» **Collection entries**
::::::

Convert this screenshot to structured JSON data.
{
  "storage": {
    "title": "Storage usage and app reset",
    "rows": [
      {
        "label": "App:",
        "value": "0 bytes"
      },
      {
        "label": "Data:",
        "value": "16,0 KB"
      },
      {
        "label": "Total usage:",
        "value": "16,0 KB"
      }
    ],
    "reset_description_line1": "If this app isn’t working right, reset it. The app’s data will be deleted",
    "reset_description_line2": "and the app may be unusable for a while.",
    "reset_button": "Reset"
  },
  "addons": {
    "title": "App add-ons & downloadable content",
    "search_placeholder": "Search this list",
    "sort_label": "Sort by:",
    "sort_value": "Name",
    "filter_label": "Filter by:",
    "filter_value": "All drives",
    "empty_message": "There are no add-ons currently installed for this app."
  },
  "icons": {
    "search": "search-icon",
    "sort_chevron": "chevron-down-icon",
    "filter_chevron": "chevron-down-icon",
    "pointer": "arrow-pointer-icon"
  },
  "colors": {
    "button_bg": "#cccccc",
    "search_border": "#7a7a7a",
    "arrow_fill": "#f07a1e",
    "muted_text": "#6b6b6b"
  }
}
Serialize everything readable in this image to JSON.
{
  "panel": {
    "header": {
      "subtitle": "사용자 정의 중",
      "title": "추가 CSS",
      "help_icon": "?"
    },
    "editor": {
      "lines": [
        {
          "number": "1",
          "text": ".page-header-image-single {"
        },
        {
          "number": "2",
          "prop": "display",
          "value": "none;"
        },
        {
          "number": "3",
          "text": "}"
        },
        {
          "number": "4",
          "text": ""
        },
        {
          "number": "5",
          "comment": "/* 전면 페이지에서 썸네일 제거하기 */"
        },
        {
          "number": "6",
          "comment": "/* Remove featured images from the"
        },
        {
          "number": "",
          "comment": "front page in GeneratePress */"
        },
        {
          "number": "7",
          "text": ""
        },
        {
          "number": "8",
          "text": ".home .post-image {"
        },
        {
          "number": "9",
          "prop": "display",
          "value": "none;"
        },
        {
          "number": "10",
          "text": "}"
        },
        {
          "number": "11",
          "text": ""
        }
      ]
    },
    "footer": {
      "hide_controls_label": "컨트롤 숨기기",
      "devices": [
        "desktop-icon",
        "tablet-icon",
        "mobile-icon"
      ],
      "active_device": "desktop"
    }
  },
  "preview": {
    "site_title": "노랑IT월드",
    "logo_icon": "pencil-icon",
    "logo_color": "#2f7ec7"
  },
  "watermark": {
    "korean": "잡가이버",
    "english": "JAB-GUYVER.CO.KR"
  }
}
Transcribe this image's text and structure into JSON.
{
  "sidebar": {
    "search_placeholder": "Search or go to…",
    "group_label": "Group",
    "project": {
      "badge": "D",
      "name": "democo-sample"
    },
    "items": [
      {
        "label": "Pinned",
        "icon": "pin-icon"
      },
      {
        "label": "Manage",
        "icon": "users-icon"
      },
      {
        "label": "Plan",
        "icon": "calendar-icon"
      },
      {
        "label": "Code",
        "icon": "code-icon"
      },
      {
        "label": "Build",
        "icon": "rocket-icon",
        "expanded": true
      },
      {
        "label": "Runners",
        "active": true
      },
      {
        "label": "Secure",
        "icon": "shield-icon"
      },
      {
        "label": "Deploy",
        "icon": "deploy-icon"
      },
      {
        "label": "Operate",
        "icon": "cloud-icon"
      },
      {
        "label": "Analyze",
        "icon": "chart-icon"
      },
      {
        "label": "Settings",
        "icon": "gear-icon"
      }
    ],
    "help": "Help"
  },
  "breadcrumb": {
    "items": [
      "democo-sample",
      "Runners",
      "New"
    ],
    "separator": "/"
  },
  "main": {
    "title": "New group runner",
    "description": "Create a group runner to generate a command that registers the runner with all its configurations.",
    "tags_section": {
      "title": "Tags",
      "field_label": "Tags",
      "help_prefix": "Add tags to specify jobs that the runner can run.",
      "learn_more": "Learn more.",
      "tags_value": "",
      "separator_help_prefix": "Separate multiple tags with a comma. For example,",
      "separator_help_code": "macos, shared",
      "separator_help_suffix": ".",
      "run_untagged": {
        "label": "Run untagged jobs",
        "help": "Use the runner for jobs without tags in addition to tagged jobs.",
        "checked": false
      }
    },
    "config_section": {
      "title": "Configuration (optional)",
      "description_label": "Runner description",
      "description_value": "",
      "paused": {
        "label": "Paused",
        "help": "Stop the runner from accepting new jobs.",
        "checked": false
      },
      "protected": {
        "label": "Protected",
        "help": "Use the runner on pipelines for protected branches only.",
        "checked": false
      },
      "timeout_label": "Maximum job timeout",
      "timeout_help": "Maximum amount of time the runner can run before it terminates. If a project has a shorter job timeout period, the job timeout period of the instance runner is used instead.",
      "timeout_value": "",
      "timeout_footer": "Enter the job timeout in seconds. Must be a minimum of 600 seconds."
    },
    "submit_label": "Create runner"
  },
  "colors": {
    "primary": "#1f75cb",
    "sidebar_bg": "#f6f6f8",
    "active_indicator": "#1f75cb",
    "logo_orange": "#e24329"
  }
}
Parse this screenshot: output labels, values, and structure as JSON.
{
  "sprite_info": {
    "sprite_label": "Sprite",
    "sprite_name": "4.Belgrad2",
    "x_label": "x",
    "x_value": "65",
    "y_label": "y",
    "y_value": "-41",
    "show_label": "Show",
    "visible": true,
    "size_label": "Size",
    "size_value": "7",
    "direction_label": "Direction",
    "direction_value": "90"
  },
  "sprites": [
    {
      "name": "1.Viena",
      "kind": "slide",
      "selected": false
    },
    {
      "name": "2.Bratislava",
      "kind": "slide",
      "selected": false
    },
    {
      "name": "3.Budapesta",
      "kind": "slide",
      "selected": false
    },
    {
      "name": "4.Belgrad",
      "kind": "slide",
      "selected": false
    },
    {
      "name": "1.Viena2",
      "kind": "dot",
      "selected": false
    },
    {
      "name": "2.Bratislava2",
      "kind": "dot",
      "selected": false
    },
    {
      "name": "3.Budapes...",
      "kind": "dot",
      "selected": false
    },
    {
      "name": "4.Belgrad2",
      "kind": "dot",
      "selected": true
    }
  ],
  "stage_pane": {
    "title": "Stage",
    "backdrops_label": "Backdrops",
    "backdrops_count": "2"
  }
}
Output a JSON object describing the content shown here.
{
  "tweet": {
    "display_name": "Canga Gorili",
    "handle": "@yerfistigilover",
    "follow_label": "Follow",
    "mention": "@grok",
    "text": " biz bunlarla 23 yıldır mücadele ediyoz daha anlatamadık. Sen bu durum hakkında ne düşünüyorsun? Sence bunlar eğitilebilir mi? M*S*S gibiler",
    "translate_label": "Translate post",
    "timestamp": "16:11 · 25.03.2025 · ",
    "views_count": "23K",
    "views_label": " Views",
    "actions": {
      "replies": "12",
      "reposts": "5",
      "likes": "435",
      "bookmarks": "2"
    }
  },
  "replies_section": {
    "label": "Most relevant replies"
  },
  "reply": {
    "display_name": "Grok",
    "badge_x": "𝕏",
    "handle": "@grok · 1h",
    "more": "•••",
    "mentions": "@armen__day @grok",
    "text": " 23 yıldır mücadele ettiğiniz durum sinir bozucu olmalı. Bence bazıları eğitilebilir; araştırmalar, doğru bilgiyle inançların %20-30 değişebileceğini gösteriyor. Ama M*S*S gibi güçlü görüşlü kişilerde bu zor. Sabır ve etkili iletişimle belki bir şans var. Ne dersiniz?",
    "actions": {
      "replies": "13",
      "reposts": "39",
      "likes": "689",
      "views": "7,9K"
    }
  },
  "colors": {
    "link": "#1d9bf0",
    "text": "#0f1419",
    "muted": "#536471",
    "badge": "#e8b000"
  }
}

::::::

Copy out exactly the lines between the line with "Output a JSON" and the last line of the entries, counting both of those lines.

Output a JSON object describing the content shown here.
{
  "tweet": {
    "display_name": "Canga Gorili",
    "handle": "@yerfistigilover",
    "follow_label": "Follow",
    "mention": "@grok",
    "text": " biz bunlarla 23 yıldır mücadele ediyoz daha anlatamadık. Sen bu durum hakkında ne düşünüyorsun? Sence bunlar eğitilebilir mi? M*S*S gibiler",
    "translate_label": "Translate post",
    "timestamp": "16:11 · 25.03.2025 · ",
    "views_count": "23K",
    "views_label": " Views",
    "actions": {
      "replies": "12",
      "reposts": "5",
      "likes": "435",
      "bookmarks": "2"
    }
  },
  "replies_section": {
    "label": "Most relevant replies"
  },
  "reply": {
    "display_name": "Grok",
    "badge_x": "𝕏",
    "handle": "@grok · 1h",
    "more": "•••",
    "mentions": "@armen__day @grok",
    "text": " 23 yıldır mücadele ettiğiniz durum sinir bozucu olmalı. Bence bazıları eğitilebilir; araştırmalar, doğru bilgiyle inançların %20-30 değişebileceğini gösteriyor. Ama M*S*S gibi güçlü görüşlü kişilerde bu zor. Sabır ve etkili iletişimle belki bir şans var. Ne dersiniz?",
    "actions": {
      "replies": "13",
      "reposts": "39",
      "likes": "689",
      "views": "7,9K"
    }
  },
  "colors": {
    "link": "#1d9bf0",
    "text": "#0f1419",
    "muted": "#536471",
    "badge": "#e8b000"
  }
}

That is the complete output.